**What you have to do**
Write out the full listing again, exactly as it stands.

Dataset excerpt
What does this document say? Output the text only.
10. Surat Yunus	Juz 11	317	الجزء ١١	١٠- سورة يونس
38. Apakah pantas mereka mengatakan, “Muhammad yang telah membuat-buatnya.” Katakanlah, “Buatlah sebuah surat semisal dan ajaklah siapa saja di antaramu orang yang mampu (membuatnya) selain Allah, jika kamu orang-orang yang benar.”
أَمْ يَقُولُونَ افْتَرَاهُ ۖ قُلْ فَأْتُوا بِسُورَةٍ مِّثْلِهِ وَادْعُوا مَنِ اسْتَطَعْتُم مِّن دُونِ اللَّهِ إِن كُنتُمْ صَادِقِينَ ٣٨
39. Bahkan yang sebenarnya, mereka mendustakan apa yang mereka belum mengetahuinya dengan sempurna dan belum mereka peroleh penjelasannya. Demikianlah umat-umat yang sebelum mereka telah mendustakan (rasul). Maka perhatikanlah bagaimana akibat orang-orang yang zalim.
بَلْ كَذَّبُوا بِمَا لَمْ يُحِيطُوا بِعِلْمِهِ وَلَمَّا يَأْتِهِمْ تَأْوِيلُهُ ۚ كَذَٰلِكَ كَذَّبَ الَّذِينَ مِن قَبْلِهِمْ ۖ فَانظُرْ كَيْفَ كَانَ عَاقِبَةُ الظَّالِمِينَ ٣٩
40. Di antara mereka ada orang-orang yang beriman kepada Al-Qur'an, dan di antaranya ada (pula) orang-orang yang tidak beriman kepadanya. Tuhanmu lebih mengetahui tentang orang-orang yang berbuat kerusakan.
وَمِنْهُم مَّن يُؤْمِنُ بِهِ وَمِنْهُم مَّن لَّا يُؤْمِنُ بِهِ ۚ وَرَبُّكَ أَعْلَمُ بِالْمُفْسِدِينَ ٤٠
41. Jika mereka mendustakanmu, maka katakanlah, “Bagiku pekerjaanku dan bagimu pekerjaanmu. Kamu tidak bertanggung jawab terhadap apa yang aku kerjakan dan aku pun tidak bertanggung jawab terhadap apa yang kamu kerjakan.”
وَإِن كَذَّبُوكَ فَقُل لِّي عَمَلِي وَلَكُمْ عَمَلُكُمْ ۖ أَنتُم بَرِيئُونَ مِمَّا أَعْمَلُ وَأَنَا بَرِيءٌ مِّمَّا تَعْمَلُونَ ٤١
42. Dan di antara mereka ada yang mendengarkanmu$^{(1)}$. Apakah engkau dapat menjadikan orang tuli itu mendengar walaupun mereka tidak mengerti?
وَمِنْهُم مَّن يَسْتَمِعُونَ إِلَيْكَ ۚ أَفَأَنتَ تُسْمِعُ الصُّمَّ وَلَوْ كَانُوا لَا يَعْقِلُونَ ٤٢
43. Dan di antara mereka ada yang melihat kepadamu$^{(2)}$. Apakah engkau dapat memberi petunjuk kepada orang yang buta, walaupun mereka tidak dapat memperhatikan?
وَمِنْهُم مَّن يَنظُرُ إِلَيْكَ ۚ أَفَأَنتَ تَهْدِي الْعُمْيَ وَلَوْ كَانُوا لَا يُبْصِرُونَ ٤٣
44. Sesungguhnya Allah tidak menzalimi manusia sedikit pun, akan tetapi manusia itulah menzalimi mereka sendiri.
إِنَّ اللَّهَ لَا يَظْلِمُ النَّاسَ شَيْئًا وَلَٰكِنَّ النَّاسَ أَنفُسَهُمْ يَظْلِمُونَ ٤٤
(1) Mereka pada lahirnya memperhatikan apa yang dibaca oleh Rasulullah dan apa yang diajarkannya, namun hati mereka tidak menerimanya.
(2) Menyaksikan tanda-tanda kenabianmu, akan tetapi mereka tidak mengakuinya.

**Answer for this exercise**
What does this document say? Output the text only.
10. Surat Yunus	Juz 11	317	الجزء ١١	١٠- سورة يونس
38. Apakah pantas mereka mengatakan, “Muhammad yang telah membuat-buatnya.” Katakanlah, “Buatlah sebuah surat semisal dan ajaklah siapa saja di antaramu orang yang mampu (membuatnya) selain Allah, jika kamu orang-orang yang benar.”
أَمْ يَقُولُونَ افْتَرَاهُ ۖ قُلْ فَأْتُوا بِسُورَةٍ مِّثْلِهِ وَادْعُوا مَنِ اسْتَطَعْتُم مِّن دُونِ اللَّهِ إِن كُنتُمْ صَادِقِينَ ٣٨
39. Bahkan yang sebenarnya, mereka mendustakan apa yang mereka belum mengetahuinya dengan sempurna dan belum mereka peroleh penjelasannya. Demikianlah umat-umat yang sebelum mereka telah mendustakan (rasul). Maka perhatikanlah bagaimana akibat orang-orang yang zalim.
بَلْ كَذَّبُوا بِمَا لَمْ يُحِيطُوا بِعِلْمِهِ وَلَمَّا يَأْتِهِمْ تَأْوِيلُهُ ۚ كَذَٰلِكَ كَذَّبَ الَّذِينَ مِن قَبْلِهِمْ ۖ فَانظُرْ كَيْفَ كَانَ عَاقِبَةُ الظَّالِمِينَ ٣٩
40. Di antara mereka ada orang-orang yang beriman kepada Al-Qur'an, dan di antaranya ada (pula) orang-orang yang tidak beriman kepadanya. Tuhanmu lebih mengetahui tentang orang-orang yang berbuat kerusakan.
وَمِنْهُم مَّن يُؤْمِنُ بِهِ وَمِنْهُم مَّن لَّا يُؤْمِنُ بِهِ ۚ وَرَبُّكَ أَعْلَمُ بِالْمُفْسِدِينَ ٤٠
41. Jika mereka mendustakanmu, maka katakanlah, “Bagiku pekerjaanku dan bagimu pekerjaanmu. Kamu tidak bertanggung jawab terhadap apa yang aku kerjakan dan aku pun tidak bertanggung jawab terhadap apa yang kamu kerjakan.”
وَإِن كَذَّبُوكَ فَقُل لِّي عَمَلِي وَلَكُمْ عَمَلُكُمْ ۖ أَنتُم بَرِيئُونَ مِمَّا أَعْمَلُ وَأَنَا بَرِيءٌ مِّمَّا تَعْمَلُونَ ٤١
42. Dan di antara mereka ada yang mendengarkanmu$^{(1)}$. Apakah engkau dapat menjadikan orang tuli itu mendengar walaupun mereka tidak mengerti?
وَمِنْهُم مَّن يَسْتَمِعُونَ إِلَيْكَ ۚ أَفَأَنتَ تُسْمِعُ الصُّمَّ وَلَوْ كَانُوا لَا يَعْقِلُونَ ٤٢
43. Dan di antara mereka ada yang melihat kepadamu$^{(2)}$. Apakah engkau dapat memberi petunjuk kepada orang yang buta, walaupun mereka tidak dapat memperhatikan?
وَمِنْهُم مَّن يَنظُرُ إِلَيْكَ ۚ أَفَأَنتَ تَهْدِي الْعُمْيَ وَلَوْ كَانُوا لَا يُبْصِرُونَ ٤٣
44. Sesungguhnya Allah tidak menzalimi manusia sedikit pun, akan tetapi manusia itulah menzalimi mereka sendiri.
إِنَّ اللَّهَ لَا يَظْلِمُ النَّاسَ شَيْئًا وَلَٰكِنَّ النَّاسَ أَنفُسَهُمْ يَظْلِمُونَ ٤٤
(1) Mereka pada lahirnya memperhatikan apa yang dibaca oleh Rasulullah dan apa yang diajarkannya, namun hati mereka tidak menerimanya.
(2) Menyaksikan tanda-tanda kenabianmu, akan tetapi mereka tidak mengakuinya.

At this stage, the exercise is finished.